(begin)

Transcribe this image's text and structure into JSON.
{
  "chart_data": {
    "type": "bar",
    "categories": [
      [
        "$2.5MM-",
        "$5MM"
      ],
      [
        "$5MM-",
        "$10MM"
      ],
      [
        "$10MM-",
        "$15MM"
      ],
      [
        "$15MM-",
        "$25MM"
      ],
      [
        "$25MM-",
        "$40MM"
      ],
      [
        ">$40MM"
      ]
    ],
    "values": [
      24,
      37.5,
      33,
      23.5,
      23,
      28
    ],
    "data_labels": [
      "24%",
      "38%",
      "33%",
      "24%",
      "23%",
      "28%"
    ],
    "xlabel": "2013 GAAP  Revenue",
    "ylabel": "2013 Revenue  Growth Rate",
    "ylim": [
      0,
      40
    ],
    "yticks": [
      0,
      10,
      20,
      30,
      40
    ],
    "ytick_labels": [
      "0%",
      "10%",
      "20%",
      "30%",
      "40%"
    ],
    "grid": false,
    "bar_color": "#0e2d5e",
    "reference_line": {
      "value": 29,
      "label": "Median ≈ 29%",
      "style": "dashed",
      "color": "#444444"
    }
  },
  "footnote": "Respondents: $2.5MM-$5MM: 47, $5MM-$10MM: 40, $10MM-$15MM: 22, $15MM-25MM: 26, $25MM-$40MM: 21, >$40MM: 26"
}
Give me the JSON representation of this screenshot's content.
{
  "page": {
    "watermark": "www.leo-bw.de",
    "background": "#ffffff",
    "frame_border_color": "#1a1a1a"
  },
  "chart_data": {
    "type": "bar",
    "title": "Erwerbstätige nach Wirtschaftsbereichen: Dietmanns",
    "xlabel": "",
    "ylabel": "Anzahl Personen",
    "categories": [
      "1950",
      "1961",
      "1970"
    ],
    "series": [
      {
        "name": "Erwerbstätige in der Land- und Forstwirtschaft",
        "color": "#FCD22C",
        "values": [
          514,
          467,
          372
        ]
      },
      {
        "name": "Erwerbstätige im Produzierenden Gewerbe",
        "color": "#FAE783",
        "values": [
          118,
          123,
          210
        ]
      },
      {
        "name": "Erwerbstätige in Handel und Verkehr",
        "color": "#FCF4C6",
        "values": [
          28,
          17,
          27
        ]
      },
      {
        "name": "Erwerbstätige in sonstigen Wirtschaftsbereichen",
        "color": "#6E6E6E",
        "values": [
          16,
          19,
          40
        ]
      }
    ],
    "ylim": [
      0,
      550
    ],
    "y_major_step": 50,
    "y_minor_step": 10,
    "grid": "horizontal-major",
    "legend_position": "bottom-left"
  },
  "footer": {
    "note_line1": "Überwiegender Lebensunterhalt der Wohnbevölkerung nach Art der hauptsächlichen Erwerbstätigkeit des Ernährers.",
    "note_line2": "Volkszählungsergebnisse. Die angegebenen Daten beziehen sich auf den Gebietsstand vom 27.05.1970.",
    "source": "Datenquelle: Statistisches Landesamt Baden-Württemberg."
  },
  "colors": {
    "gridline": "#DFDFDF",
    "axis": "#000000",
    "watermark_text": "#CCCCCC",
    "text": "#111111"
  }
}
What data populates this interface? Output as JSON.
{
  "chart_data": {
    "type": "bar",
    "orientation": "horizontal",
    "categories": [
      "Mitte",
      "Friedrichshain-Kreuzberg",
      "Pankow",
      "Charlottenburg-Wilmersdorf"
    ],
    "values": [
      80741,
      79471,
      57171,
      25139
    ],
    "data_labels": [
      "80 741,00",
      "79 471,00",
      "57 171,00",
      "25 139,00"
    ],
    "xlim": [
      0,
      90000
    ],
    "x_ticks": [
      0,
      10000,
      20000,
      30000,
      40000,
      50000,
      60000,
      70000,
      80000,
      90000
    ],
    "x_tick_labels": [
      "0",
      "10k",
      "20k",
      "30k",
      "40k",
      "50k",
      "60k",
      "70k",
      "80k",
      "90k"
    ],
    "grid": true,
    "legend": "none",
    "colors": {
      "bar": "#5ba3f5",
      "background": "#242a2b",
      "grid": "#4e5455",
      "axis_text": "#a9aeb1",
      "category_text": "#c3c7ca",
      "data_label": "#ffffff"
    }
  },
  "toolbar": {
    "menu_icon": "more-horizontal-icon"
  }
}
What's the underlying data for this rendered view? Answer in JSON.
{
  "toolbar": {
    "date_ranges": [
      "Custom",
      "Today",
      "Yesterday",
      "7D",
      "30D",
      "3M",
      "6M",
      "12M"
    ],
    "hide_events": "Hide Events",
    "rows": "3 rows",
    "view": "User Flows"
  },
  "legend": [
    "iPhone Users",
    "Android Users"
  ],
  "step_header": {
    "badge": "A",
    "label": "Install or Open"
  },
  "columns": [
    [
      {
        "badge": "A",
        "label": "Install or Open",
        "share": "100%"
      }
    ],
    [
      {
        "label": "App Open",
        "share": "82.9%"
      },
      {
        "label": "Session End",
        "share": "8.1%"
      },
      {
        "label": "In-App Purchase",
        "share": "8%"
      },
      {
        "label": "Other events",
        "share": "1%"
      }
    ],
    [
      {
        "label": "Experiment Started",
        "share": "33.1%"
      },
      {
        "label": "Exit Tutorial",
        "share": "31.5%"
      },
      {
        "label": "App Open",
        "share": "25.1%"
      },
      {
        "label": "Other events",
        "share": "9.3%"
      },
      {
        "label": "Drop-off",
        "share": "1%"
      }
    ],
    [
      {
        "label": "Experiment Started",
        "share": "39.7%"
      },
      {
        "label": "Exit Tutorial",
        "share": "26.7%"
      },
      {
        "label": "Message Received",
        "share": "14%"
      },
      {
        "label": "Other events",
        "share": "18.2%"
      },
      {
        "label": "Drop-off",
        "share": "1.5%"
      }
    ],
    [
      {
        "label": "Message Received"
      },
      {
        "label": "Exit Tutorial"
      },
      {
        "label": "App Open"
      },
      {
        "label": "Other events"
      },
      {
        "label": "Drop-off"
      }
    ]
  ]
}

(end)

GIVEN TASK. Copy out the data shown above without altering anything.

OUTPUT FOR THIS TASK.
Transcribe this image's text and structure into JSON.
{
  "chart_data": {
    "type": "bar",
    "categories": [
      [
        "$2.5MM-",
        "$5MM"
      ],
      [
        "$5MM-",
        "$10MM"
      ],
      [
        "$10MM-",
        "$15MM"
      ],
      [
        "$15MM-",
        "$25MM"
      ],
      [
        "$25MM-",
        "$40MM"
      ],
      [
        ">$40MM"
      ]
    ],
    "values": [
      24,
      37.5,
      33,
      23.5,
      23,
      28
    ],
    "data_labels": [
      "24%",
      "38%",
      "33%",
      "24%",
      "23%",
      "28%"
    ],
    "xlabel": "2013 GAAP  Revenue",
    "ylabel": "2013 Revenue  Growth Rate",
    "ylim": [
      0,
      40
    ],
    "yticks": [
      0,
      10,
      20,
      30,
      40
    ],
    "ytick_labels": [
      "0%",
      "10%",
      "20%",
      "30%",
      "40%"
    ],
    "grid": false,
    "bar_color": "#0e2d5e",
    "reference_line": {
      "value": 29,
      "label": "Median ≈ 29%",
      "style": "dashed",
      "color": "#444444"
    }
  },
  "footnote": "Respondents: $2.5MM-$5MM: 47, $5MM-$10MM: 40, $10MM-$15MM: 22, $15MM-25MM: 26, $25MM-$40MM: 21, >$40MM: 26"
}
Give me the JSON representation of this screenshot's content.
{
  "page": {
    "watermark": "www.leo-bw.de",
    "background": "#ffffff",
    "frame_border_color": "#1a1a1a"
  },
  "chart_data": {
    "type": "bar",
    "title": "Erwerbstätige nach Wirtschaftsbereichen: Dietmanns",
    "xlabel": "",
    "ylabel": "Anzahl Personen",
    "categories": [
      "1950",
      "1961",
      "1970"
    ],
    "series": [
      {
        "name": "Erwerbstätige in der Land- und Forstwirtschaft",
        "color": "#FCD22C",
        "values": [
          514,
          467,
          372
        ]
      },
      {
        "name": "Erwerbstätige im Produzierenden Gewerbe",
        "color": "#FAE783",
        "values": [
          118,
          123,
          210
        ]
      },
      {
        "name": "Erwerbstätige in Handel und Verkehr",
        "color": "#FCF4C6",
        "values": [
          28,
          17,
          27
        ]
      },
      {
        "name": "Erwerbstätige in sonstigen Wirtschaftsbereichen",
        "color": "#6E6E6E",
        "values": [
          16,
          19,
          40
        ]
      }
    ],
    "ylim": [
      0,
      550
    ],
    "y_major_step": 50,
    "y_minor_step": 10,
    "grid": "horizontal-major",
    "legend_position": "bottom-left"
  },
  "footer": {
    "note_line1": "Überwiegender Lebensunterhalt der Wohnbevölkerung nach Art der hauptsächlichen Erwerbstätigkeit des Ernährers.",
    "note_line2": "Volkszählungsergebnisse. Die angegebenen Daten beziehen sich auf den Gebietsstand vom 27.05.1970.",
    "source": "Datenquelle: Statistisches Landesamt Baden-Württemberg."
  },
  "colors": {
    "gridline": "#DFDFDF",
    "axis": "#000000",
    "watermark_text": "#CCCCCC",
    "text": "#111111"
  }
}
What data populates this interface? Output as JSON.
{
  "chart_data": {
    "type": "bar",
    "orientation": "horizontal",
    "categories": [
      "Mitte",
      "Friedrichshain-Kreuzberg",
      "Pankow",
      "Charlottenburg-Wilmersdorf"
    ],
    "values": [
      80741,
      79471,
      57171,
      25139
    ],
    "data_labels": [
      "80 741,00",
      "79 471,00",
      "57 171,00",
      "25 139,00"
    ],
    "xlim": [
      0,
      90000
    ],
    "x_ticks": [
      0,
      10000,
      20000,
      30000,
      40000,
      50000,
      60000,
      70000,
      80000,
      90000
    ],
    "x_tick_labels": [
      "0",
      "10k",
      "20k",
      "30k",
      "40k",
      "50k",
      "60k",
      "70k",
      "80k",
      "90k"
    ],
    "grid": true,
    "legend": "none",
    "colors": {
      "bar": "#5ba3f5",
      "background": "#242a2b",
      "grid": "#4e5455",
      "axis_text": "#a9aeb1",
      "category_text": "#c3c7ca",
      "data_label": "#ffffff"
    }
  },
  "toolbar": {
    "menu_icon": "more-horizontal-icon"
  }
}
What's the underlying data for this rendered view? Answer in JSON.
{
  "toolbar": {
    "date_ranges": [
      "Custom",
      "Today",
      "Yesterday",
      "7D",
      "30D",
      "3M",
      "6M",
      "12M"
    ],
    "hide_events": "Hide Events",
    "rows": "3 rows",
    "view": "User Flows"
  },
  "legend": [
    "iPhone Users",
    "Android Users"
  ],
  "step_header": {
    "badge": "A",
    "label": "Install or Open"
  },
  "columns": [
    [
      {
        "badge": "A",
        "label": "Install or Open",
        "share": "100%"
      }
    ],
    [
      {
        "label": "App Open",
        "share": "82.9%"
      },
      {
        "label": "Session End",
        "share": "8.1%"
      },
      {
        "label": "In-App Purchase",
        "share": "8%"
      },
      {
        "label": "Other events",
        "share": "1%"
      }
    ],
    [
      {
        "label": "Experiment Started",
        "share": "33.1%"
      },
      {
        "label": "Exit Tutorial",
        "share": "31.5%"
      },
      {
        "label": "App Open",
        "share": "25.1%"
      },
      {
        "label": "Other events",
        "share": "9.3%"
      },
      {
        "label": "Drop-off",
        "share": "1%"
      }
    ],
    [
      {
        "label": "Experiment Started",
        "share": "39.7%"
      },
      {
        "label": "Exit Tutorial",
        "share": "26.7%"
      },
      {
        "label": "Message Received",
        "share": "14%"
      },
      {
        "label": "Other events",
        "share": "18.2%"
      },
      {
        "label": "Drop-off",
        "share": "1.5%"
      }
    ],
    [
      {
        "label": "Message Received"
      },
      {
        "label": "Exit Tutorial"
      },
      {
        "label": "App Open"
      },
      {
        "label": "Other events"
      },
      {
        "label": "Drop-off"
      }
    ]
  ]
}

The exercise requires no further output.